[Directive]: Copy the data from its first line through the line containing "prompt-arrow-icon: ❯ [691, 390, 701, 408]", both ends included, changing every "text-cursor" to "caret" and leaving everything else unchanged.

[Supplied data]:
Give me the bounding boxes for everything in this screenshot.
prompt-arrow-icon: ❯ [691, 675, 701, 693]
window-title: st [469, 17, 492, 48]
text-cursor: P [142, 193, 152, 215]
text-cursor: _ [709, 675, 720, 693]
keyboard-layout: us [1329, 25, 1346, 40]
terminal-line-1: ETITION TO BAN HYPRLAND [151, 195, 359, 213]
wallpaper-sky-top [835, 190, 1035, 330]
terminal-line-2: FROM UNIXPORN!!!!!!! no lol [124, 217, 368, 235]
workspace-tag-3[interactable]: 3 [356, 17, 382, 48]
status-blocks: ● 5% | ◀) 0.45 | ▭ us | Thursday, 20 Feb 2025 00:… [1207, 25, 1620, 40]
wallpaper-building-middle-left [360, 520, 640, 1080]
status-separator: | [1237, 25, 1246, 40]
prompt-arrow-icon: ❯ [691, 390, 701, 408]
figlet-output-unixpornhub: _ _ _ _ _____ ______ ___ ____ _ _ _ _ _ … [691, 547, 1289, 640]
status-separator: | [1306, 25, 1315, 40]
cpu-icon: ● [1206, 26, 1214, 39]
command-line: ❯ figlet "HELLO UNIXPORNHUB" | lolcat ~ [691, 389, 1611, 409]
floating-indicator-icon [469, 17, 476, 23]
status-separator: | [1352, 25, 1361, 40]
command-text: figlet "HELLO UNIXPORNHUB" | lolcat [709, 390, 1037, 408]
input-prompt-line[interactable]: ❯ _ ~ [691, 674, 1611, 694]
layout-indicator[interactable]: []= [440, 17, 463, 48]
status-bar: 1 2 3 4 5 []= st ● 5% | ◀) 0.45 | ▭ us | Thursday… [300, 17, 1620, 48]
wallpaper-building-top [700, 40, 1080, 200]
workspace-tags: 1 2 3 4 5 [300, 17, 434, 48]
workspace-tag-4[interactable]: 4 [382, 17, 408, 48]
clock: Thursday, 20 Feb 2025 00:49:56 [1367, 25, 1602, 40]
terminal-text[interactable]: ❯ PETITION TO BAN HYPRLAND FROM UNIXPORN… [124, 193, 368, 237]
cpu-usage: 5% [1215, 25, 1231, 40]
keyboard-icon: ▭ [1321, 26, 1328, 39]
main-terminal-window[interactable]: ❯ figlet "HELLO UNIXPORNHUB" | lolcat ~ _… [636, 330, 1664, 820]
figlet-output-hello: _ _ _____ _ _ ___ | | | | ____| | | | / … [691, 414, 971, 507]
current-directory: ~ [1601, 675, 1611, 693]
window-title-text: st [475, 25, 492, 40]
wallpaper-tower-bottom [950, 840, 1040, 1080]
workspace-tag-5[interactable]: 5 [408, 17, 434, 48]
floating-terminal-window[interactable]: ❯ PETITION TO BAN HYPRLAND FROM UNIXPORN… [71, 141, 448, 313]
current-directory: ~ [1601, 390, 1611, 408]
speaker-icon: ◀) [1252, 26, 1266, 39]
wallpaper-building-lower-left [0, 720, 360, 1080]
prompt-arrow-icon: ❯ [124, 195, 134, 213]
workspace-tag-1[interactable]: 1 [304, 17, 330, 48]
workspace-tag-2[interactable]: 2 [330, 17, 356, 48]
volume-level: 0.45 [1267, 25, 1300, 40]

[Task response]:
Give me the bounding boxes for everything in this screenshot.
prompt-arrow-icon: ❯ [691, 675, 701, 693]
window-title: st [469, 17, 492, 48]
caret: P [142, 193, 152, 215]
caret: _ [709, 675, 720, 693]
keyboard-layout: us [1329, 25, 1346, 40]
terminal-line-1: ETITION TO BAN HYPRLAND [151, 195, 359, 213]
wallpaper-sky-top [835, 190, 1035, 330]
terminal-line-2: FROM UNIXPORN!!!!!!! no lol [124, 217, 368, 235]
workspace-tag-3[interactable]: 3 [356, 17, 382, 48]
status-blocks: ● 5% | ◀) 0.45 | ▭ us | Thursday, 20 Feb 2025 00:… [1207, 25, 1620, 40]
wallpaper-building-middle-left [360, 520, 640, 1080]
status-separator: | [1237, 25, 1246, 40]
prompt-arrow-icon: ❯ [691, 390, 701, 408]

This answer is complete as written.